* _Extract_:
▼▼▼

In the binding machine of the related art, in a state where the wire W is wound around the reinforcing bars S along the curl guide 50 and the induction guide 51, after the wire W is engaged by the wire engaging body 70, the wire W is fed in the reverse direction in the state where the guide member 53 is moved from the guide position to the retreat position of the wire W.


In this case, the wire is moved toward the reinforcing bars S from the wire W1 of a portion along the curl guide 50 close to the wire feeding unit 3A in the direction along the feeding path of the wire W wound around the reinforcing bars S along the curl guide 50 and the induction guide 51. When the wire W1 of a portion along the curl guide 50 is moved to a position in which the wire comes into contact with the reinforcing bars S, the load of feeding the wire W in the reverse direction increases due to the friction between the wire W and the reinforcing bars S. For this reason, the wire W2 of a portion along the induction guide 51 positioned on an opposite side to the curl guide 50 with respect to the reinforcing bars S cannot be sufficiently pulled back, so that the wire W may not be wound on the reinforcing bars S.


In contrast, according to the reinforcing bar binding machine 1A of the present embodiment, as described above, in a state where the wire W is wound around the reinforcing bars S along the curl guide 50 and the induction guide 51, after the wire W is engaged by the wire engaging body 70, the wire W is fed in the reverse direction in the state where the guide member 53 protrudes to the guide position of the wire W.


Thereby, of the wire W wound around the reinforcing bars S and engaged by the wire engaging body 70, the wire of a portion that is close to the wire feeding unit 3A and can move in the circumferential direction of the loop Ru along the feeding path of the wire W, i.e., the wire W1 of a portion along the curl guide 50 is restricted from moving toward the reinforcing bars S by the guide member 53. In this state, the wire of a portion close to the tip end-side of the wire W, which is engaged by the wire engaging body 70 and thus has not moved in the circumferential direction of the loop Ru along the feeding path of the wire W, i.e., the wire W2 of a portion along the induction guide 51 positioned on the opposite side to the curl guide 50 with respect to the reinforcing bars S is moved toward the reinforcing bars S, so that the wire W2 of a portion along the induction guide 51 is brought into contact with the reinforcing bars S. Then, the wire W is further fed in the reverse direction in a state where the guide member 53 is moved from the guide position to the retreat position of the wire W. Thereby, as shown in FIG. 5F, the wire W1 of a portion along the curl guide 50 is moved toward the reinforcing bars S to cause the wire W1 of a portion along the curl guide 50 to contact the reinforcing bars S, so that the wire W can be securely wound on the reinforcing bars S.


Modified Embodiment of Reinforcing Bar Binding Machine


FIG. 6A is a side view showing an example of a guide member moving mechanism of a second embodiment, FIGS. 6B and 6C are sectional bottom view showing an example of operations of the guide member moving mechanism of the second embodiment, and FIGS. 6D and 6E are sectional front views showing the example of operations of the guide member moving mechanism of the second embodiment. Subsequently, an example of the guide member moving mechanism of the second embodiment is described with reference to the respective drawings. Note that, FIGS. 6B and 6C are sectional views taken along a C-C line of FIG. 6A, and FIGS. 6D and 6E are sectional views taken along a D-D line of FIG. 6A.

▲▲▲

* _Prompt 1_:
From the records below, pick out and copy every line that contains the string "text".
* _Prompt 2_:
Write the next part of the passage on the reinforcing bar binding machine above, beginning after its final sentence.

* _Element and coordinate records_:
▼▼▼

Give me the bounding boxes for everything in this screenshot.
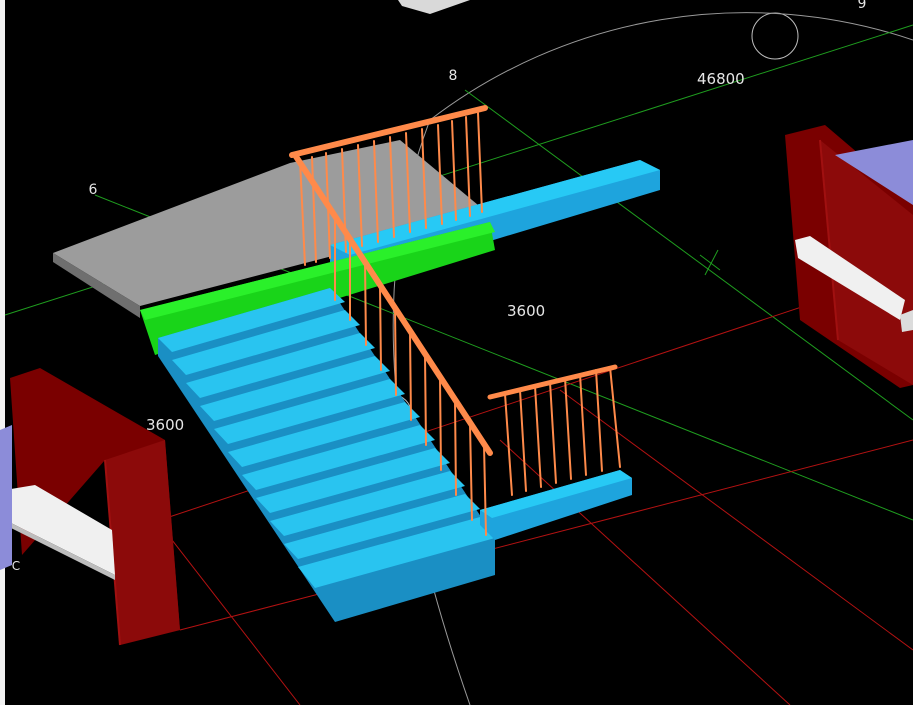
compass-circle-icon[interactable] xyxy=(751,12,799,60)
left-door[interactable] xyxy=(0,368,180,646)
axis-tag-8[interactable]: 8 xyxy=(439,63,467,89)
lower-stair-flight[interactable] xyxy=(158,288,495,622)
dimension-label-landing: 3600 xyxy=(507,302,546,320)
3d-viewport[interactable]: 8 6 9 C 46800 3600 3600 xyxy=(0,0,913,705)
orbit-arc xyxy=(429,12,913,121)
axis-tag-c[interactable]: C xyxy=(2,553,30,579)
axis-tag-9[interactable]: 9 xyxy=(848,0,876,17)
axis-tag-6[interactable]: 6 xyxy=(79,177,107,203)
dimension-label-flight: 3600 xyxy=(146,416,185,434)
upper-slab-fragment[interactable] xyxy=(398,0,470,14)
stair-model-scene[interactable] xyxy=(0,0,913,705)
right-door[interactable] xyxy=(785,125,913,388)
dimension-label-overall: 46800 xyxy=(697,70,745,88)
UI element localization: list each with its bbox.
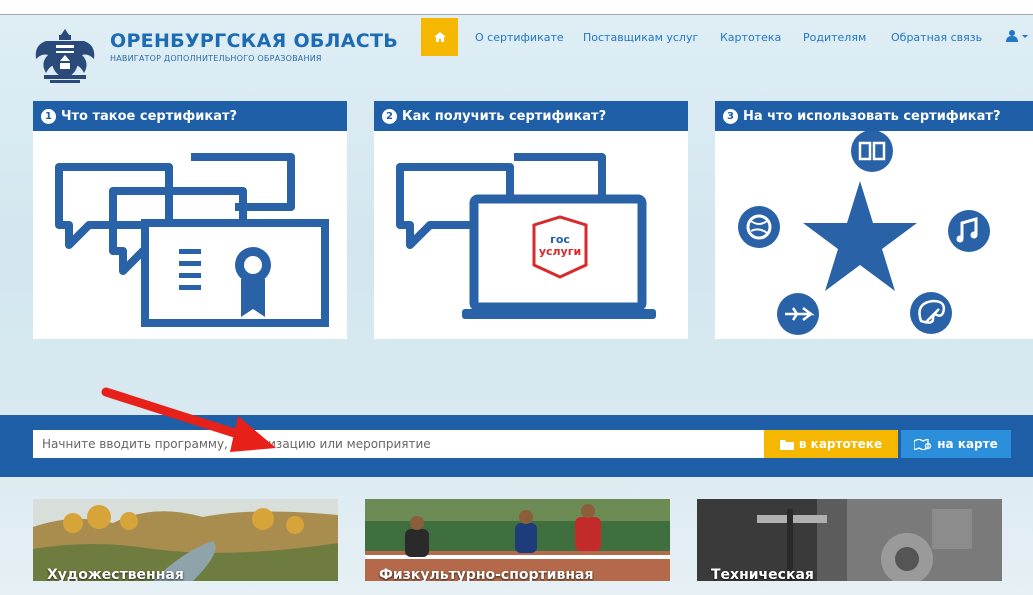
gos-text-bottom: услуги — [539, 245, 581, 258]
card-title: Как получить сертификат? — [402, 108, 607, 124]
certificate-illustration-icon — [55, 153, 329, 327]
category-label: Техническая — [711, 567, 814, 581]
nav-parents[interactable]: Родителям — [803, 31, 866, 44]
airplane-icon — [777, 293, 819, 335]
activities-illustration-icon — [738, 131, 990, 335]
card-how-to-use-certificate[interactable]: 3 На что использовать сертификат? — [715, 101, 1033, 339]
music-note-icon — [948, 210, 990, 252]
nav-feedback[interactable]: Обратная связь — [891, 31, 982, 44]
user-icon[interactable] — [1005, 28, 1029, 44]
category-label: Физкультурно-спортивная — [379, 567, 594, 581]
palette-icon — [910, 292, 952, 334]
catalog-button-label: в картотеке — [798, 437, 883, 451]
step-number: 1 — [41, 108, 56, 124]
nav-catalog[interactable]: Картотека — [720, 31, 781, 44]
volleyball-icon — [738, 206, 780, 248]
coat-of-arms-logo[interactable] — [32, 27, 98, 85]
site-subtitle: НАВИГАТОР ДОПОЛНИТЕЛЬНОГО ОБРАЗОВАНИЯ — [110, 54, 322, 63]
header: ОРЕНБУРГСКАЯ ОБЛАСТЬ НАВИГАТОР ДОПОЛНИТЕ… — [0, 14, 1033, 84]
card-header: 2 Как получить сертификат? — [374, 101, 688, 131]
step-number: 3 — [723, 108, 738, 124]
step-number: 2 — [382, 108, 397, 124]
site-title[interactable]: ОРЕНБУРГСКАЯ ОБЛАСТЬ — [110, 30, 398, 52]
card-how-to-get-certificate[interactable]: 2 Как получить сертификат? гос услуги — [374, 101, 688, 339]
book-icon — [851, 131, 893, 172]
card-what-is-certificate[interactable]: 1 Что такое сертификат? — [33, 101, 347, 339]
category-label: Художественная — [47, 567, 184, 581]
category-tile-technical[interactable]: Техническая — [697, 499, 1002, 581]
nav-providers[interactable]: Поставщикам услуг — [583, 31, 698, 44]
folder-icon — [779, 439, 794, 450]
nav-about-certificate[interactable]: О сертификате — [475, 31, 564, 44]
star-icon — [803, 181, 917, 291]
map-icon — [914, 438, 932, 450]
card-header: 3 На что использовать сертификат? — [715, 101, 1033, 131]
card-title: Что такое сертификат? — [61, 108, 238, 124]
red-arrow-annotation — [101, 387, 276, 452]
home-icon — [433, 32, 446, 42]
card-header: 1 Что такое сертификат? — [33, 101, 347, 131]
card-title: На что использовать сертификат? — [743, 108, 1001, 124]
home-button[interactable] — [421, 18, 458, 56]
map-button-label: на карте — [937, 437, 998, 451]
search-on-map-button[interactable]: на карте — [901, 430, 1011, 458]
category-tile-art[interactable]: Художественная — [33, 499, 338, 581]
search-in-catalog-button[interactable]: в картотеке — [764, 430, 898, 458]
category-tile-sport[interactable]: Физкультурно-спортивная — [365, 499, 670, 581]
laptop-illustration-icon: гос услуги — [396, 153, 656, 319]
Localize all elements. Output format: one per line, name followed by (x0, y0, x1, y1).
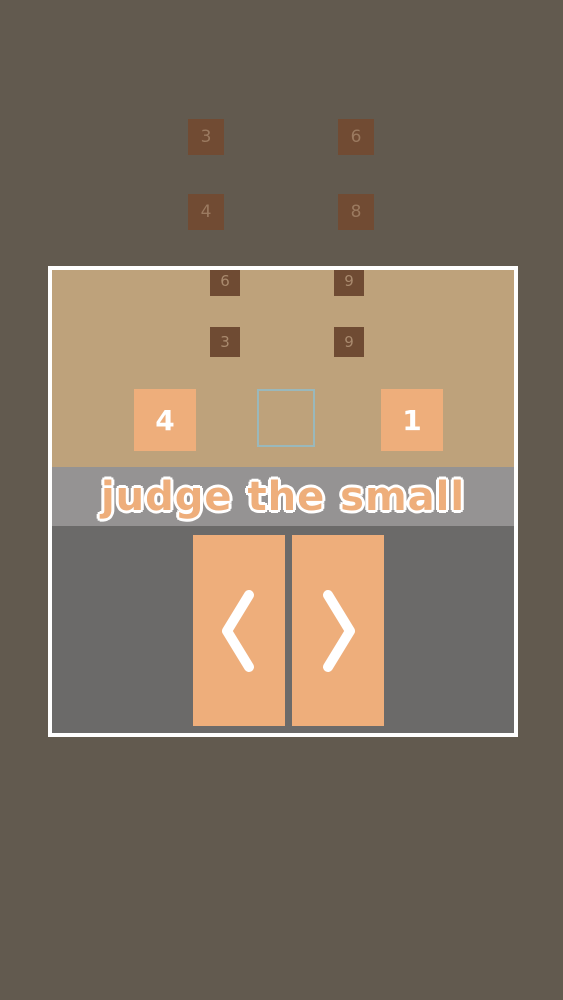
background-tile: 4 (188, 194, 224, 230)
instruction-text: judge the small (100, 473, 466, 520)
instruction-banner: judge the small (52, 467, 514, 526)
left-arrow-button[interactable] (193, 535, 285, 726)
falling-tile: 3 (210, 327, 240, 357)
left-number-tile: 4 (134, 389, 196, 451)
background-tile: 3 (188, 119, 224, 155)
right-arrow-button[interactable] (292, 535, 384, 726)
controls-area (52, 526, 514, 733)
falling-tile: 6 (210, 270, 240, 296)
right-number-tile: 1 (381, 389, 443, 451)
game-panel: 6 9 3 9 4 1 judge the small (48, 266, 518, 737)
answer-slot (257, 389, 315, 447)
chevron-left-icon (222, 589, 254, 672)
background-tile: 8 (338, 194, 374, 230)
play-area: 6 9 3 9 4 1 (52, 270, 514, 467)
falling-tile: 9 (334, 270, 364, 296)
falling-tile: 9 (334, 327, 364, 357)
chevron-right-icon (323, 589, 355, 672)
background-tile: 6 (338, 119, 374, 155)
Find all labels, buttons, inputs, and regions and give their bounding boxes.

▲▲▲

* _Written reply 1_:
gos-text-bottom: услуги — [539, 245, 581, 258]
instruction-text: judge the small (100, 473, 466, 520)

* _Written reply 2_:
While the guide member moving mechanism 54A of the first embodiment is configured to move the guide member 53 to the retreat position by the force of the spring, a guide member moving mechanism 54B of the second embodiment is configured to move the guide member 53 to the guide position by the force of the spring.


The guide member moving mechanism 54B of the second embodiment has a guide member support part 55B to which the guide member 53 is attached, and a guide member actuating part 56B configured to actuate the guide member support part 55B.


The guide member support part 55B has a form of extending in the axis direction of the rotary shaft 72 shown in FIGS. 2B, 2C and the like, and is provided at one end portion with the guide member 53. The guide member 53 has, for example, a cuboid shape, and protrudes laterally from the guide member support part 55B. A portion of the guide member support part 55B between one end portion-side and the other end portion-side is rotatably supported by the shaft 55G. The axis direction that is an extension direction of the shaft 55G is an upper and lower direction orthogonal to the extension direction of the guide member 53. The guide member support part 55B is provided on the other end portion-side with a to-be-operated portion 55J for performing the rotating operation about the shaft 55G as a support point and releasing the rotating operation by being pushed by the guide member actuating part 56B.


The guide member 53 is configured to move between a guide position in which it protrudes toward the feeding path of the wire W of the curl guide 50 and curls the wire W and a retreat position in which it retreats laterally from the feeding path of the wire W of the curl guide 50 by the rotating operation of the guide member support part 55B about the shaft 55G as a support point.


The guide member actuating part 56B has a form of extending in the axis direction of the rotary shaft 72 and is supported by the guide convex portion 56F so that a portion between one end portion-side and the other end portion-side can move along a moving direction of the sleeve 71, which is the axis direction of the rotary shaft 72. The guide member actuating part 56B is configured to move in the front and rear direction, which is the axis direction of the rotary shaft 72, in conjunction with the sleeve 71 configured to move by rotation of the rotary shaft 72. The guide member actuating part 56B is also provided on one end portion-side with an operating portion 56J for pushing the to-be-operated portion 55J of the guide member support part 55B. The guide member actuating part 56B is also provided on the other end portion-side with an engaging portion 56G for engaging with the sleeve 71.


The guide member moving mechanism 54B has a spring 57B for urging the guide member 55A in a direction in which the guide member 53 moves to the guide position. The spring 57B is constituted by a tortional coil spring, and is attached to the shaft 55G.


As shown in FIG. 6B, the guide member moving mechanism 54B is configured so that when the guide member actuating part 56B is moved to a position in which the operating portion 56J of the guide member actuating part 56B separates from the to-be-operated portion 55J of the guide member support part 55B, the regulation on the rotation of the guide member support part 55B about the shaft 55G as a support point is released. Thereby, as shown in FIGS. 6B and 6D, the guide member 53 is urged by the spring 57B and is moved to the guide position.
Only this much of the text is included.